Stored data entries:
......
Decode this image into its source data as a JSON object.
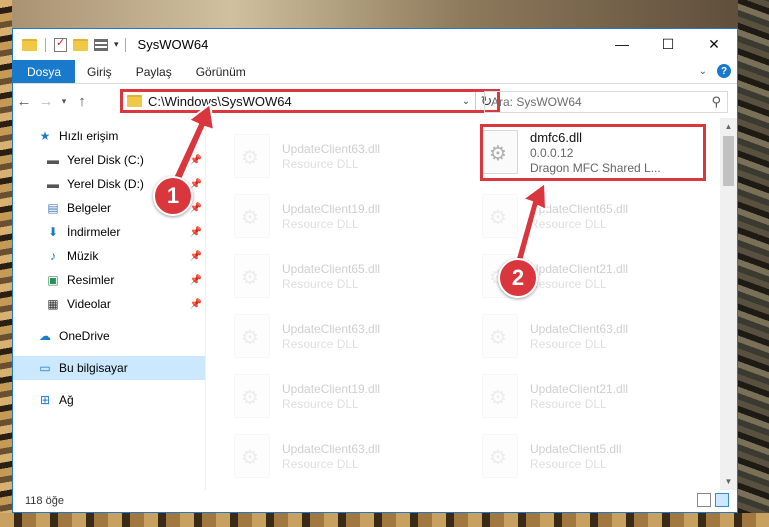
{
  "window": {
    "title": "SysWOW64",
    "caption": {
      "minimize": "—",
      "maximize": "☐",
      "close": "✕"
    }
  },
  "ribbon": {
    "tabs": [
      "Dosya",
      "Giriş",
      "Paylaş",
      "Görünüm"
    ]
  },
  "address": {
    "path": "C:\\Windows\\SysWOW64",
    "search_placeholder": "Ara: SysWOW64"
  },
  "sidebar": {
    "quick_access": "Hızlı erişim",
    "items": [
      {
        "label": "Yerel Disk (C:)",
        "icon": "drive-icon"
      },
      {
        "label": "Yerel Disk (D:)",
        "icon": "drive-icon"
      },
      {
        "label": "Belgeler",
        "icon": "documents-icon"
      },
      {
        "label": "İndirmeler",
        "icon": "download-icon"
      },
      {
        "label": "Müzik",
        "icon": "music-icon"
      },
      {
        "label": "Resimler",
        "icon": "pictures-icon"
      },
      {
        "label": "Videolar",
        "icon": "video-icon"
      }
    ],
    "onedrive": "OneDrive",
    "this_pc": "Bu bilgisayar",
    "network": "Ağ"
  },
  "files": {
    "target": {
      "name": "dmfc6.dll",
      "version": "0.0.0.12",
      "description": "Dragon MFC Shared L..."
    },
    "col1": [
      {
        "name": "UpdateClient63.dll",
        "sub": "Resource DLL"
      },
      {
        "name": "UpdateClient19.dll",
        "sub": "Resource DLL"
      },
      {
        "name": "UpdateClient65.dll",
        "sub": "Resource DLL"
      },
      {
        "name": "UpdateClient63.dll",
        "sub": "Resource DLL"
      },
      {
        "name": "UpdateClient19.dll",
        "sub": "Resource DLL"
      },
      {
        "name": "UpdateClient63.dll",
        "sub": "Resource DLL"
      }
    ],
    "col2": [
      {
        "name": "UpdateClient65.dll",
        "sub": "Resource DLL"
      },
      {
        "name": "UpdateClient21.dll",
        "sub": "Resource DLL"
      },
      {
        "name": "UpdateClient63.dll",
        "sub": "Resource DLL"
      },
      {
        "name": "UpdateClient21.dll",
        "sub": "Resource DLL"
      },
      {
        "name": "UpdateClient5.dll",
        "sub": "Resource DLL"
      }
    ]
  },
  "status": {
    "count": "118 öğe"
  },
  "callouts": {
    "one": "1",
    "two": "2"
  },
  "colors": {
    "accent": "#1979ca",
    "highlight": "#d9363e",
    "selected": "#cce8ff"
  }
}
......
* Exercise:
The pictures should not be reproduced; quote all of the other material exactly.

* Finished task:
Decode this image into its source data as a JSON object.
{
  "window": {
    "title": "SysWOW64",
    "caption": {
      "minimize": "—",
      "maximize": "☐",
      "close": "✕"
    }
  },
  "ribbon": {
    "tabs": [
      "Dosya",
      "Giriş",
      "Paylaş",
      "Görünüm"
    ]
  },
  "address": {
    "path": "C:\\Windows\\SysWOW64",
    "search_placeholder": "Ara: SysWOW64"
  },
  "sidebar": {
    "quick_access": "Hızlı erişim",
    "items": [
      {
        "label": "Yerel Disk (C:)",
        "icon": "drive-icon"
      },
      {
        "label": "Yerel Disk (D:)",
        "icon": "drive-icon"
      },
      {
        "label": "Belgeler",
        "icon": "documents-icon"
      },
      {
        "label": "İndirmeler",
        "icon": "download-icon"
      },
      {
        "label": "Müzik",
        "icon": "music-icon"
      },
      {
        "label": "Resimler",
        "icon": "pictures-icon"
      },
      {
        "label": "Videolar",
        "icon": "video-icon"
      }
    ],
    "onedrive": "OneDrive",
    "this_pc": "Bu bilgisayar",
    "network": "Ağ"
  },
  "files": {
    "target": {
      "name": "dmfc6.dll",
      "version": "0.0.0.12",
      "description": "Dragon MFC Shared L..."
    },
    "col1": [
      {
        "name": "UpdateClient63.dll",
        "sub": "Resource DLL"
      },
      {
        "name": "UpdateClient19.dll",
        "sub": "Resource DLL"
      },
      {
        "name": "UpdateClient65.dll",
        "sub": "Resource DLL"
      },
      {
        "name": "UpdateClient63.dll",
        "sub": "Resource DLL"
      },
      {
        "name": "UpdateClient19.dll",
        "sub": "Resource DLL"
      },
      {
        "name": "UpdateClient63.dll",
        "sub": "Resource DLL"
      }
    ],
    "col2": [
      {
        "name": "UpdateClient65.dll",
        "sub": "Resource DLL"
      },
      {
        "name": "UpdateClient21.dll",
        "sub": "Resource DLL"
      },
      {
        "name": "UpdateClient63.dll",
        "sub": "Resource DLL"
      },
      {
        "name": "UpdateClient21.dll",
        "sub": "Resource DLL"
      },
      {
        "name": "UpdateClient5.dll",
        "sub": "Resource DLL"
      }
    ]
  },
  "status": {
    "count": "118 öğe"
  },
  "callouts": {
    "one": "1",
    "two": "2"
  },
  "colors": {
    "accent": "#1979ca",
    "highlight": "#d9363e",
    "selected": "#cce8ff"
  }
}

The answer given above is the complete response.